EXERCISE MATERIAL –
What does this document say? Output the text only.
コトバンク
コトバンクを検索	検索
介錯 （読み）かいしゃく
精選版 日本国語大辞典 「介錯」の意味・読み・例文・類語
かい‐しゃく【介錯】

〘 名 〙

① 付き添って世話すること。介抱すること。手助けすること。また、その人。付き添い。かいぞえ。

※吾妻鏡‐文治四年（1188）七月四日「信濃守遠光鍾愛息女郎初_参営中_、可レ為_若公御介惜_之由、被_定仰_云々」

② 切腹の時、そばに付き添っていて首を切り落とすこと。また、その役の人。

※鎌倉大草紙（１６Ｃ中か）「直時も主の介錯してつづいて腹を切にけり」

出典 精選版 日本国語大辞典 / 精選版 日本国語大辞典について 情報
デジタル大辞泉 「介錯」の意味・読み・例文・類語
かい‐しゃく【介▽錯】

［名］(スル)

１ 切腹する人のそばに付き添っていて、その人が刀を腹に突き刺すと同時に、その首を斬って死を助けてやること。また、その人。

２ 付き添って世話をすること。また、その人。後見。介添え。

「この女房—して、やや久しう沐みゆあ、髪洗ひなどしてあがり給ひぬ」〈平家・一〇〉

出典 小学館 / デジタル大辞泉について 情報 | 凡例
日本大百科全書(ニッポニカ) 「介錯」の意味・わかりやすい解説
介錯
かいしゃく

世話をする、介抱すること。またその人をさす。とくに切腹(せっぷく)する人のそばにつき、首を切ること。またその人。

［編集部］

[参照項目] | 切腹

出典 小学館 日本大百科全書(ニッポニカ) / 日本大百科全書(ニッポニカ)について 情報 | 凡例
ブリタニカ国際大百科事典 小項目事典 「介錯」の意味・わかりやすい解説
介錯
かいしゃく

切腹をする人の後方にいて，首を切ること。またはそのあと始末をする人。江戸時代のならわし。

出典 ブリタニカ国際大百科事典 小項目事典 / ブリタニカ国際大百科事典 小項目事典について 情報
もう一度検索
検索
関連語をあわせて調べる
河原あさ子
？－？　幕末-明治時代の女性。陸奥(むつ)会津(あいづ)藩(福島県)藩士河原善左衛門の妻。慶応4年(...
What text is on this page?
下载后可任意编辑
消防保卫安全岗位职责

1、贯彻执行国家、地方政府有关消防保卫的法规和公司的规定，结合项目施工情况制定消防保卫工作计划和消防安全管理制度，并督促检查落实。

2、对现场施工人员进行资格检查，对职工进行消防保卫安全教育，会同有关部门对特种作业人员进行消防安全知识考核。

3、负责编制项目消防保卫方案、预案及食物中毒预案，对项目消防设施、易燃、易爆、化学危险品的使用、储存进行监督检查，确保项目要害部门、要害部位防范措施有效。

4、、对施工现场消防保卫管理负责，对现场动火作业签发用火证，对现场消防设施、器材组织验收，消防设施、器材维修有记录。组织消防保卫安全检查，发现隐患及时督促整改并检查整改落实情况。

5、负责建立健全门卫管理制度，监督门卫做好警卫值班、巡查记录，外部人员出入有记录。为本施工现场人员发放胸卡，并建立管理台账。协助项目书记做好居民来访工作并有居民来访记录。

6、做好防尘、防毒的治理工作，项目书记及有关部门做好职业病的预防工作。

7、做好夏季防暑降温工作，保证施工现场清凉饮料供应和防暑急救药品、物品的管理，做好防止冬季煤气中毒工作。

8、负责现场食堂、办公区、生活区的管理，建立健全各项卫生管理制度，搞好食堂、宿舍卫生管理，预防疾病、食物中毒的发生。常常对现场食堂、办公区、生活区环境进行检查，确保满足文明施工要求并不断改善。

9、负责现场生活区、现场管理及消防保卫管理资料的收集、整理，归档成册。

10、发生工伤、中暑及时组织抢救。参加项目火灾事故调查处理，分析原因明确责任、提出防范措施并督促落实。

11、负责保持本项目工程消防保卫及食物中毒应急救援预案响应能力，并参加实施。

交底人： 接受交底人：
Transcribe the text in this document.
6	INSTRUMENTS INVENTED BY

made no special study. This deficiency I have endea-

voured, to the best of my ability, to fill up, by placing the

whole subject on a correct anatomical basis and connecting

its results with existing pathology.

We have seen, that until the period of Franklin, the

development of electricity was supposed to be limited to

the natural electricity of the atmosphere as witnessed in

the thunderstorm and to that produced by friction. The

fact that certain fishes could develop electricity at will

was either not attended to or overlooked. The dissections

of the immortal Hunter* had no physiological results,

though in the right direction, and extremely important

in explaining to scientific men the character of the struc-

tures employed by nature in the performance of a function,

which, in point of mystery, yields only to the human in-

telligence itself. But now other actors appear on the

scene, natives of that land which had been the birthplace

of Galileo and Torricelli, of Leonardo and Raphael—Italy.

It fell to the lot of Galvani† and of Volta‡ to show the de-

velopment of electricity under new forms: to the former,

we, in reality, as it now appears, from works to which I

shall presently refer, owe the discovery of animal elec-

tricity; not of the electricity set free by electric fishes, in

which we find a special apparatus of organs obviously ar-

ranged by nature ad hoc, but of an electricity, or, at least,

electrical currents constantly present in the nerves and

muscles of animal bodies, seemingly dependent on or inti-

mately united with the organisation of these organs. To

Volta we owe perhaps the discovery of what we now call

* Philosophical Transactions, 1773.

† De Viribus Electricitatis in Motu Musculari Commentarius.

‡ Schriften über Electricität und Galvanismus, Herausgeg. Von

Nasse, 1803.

SET EXERCISE – Extract all lines of the records above that include "ブリタニカ国際大百科事典".

TASK OUTPUT –
ブリタニカ国際大百科事典 小項目事典 「介錯」の意味・わかりやすい解説
出典 ブリタニカ国際大百科事典 小項目事典 / ブリタニカ国際大百科事典 小項目事典について 情報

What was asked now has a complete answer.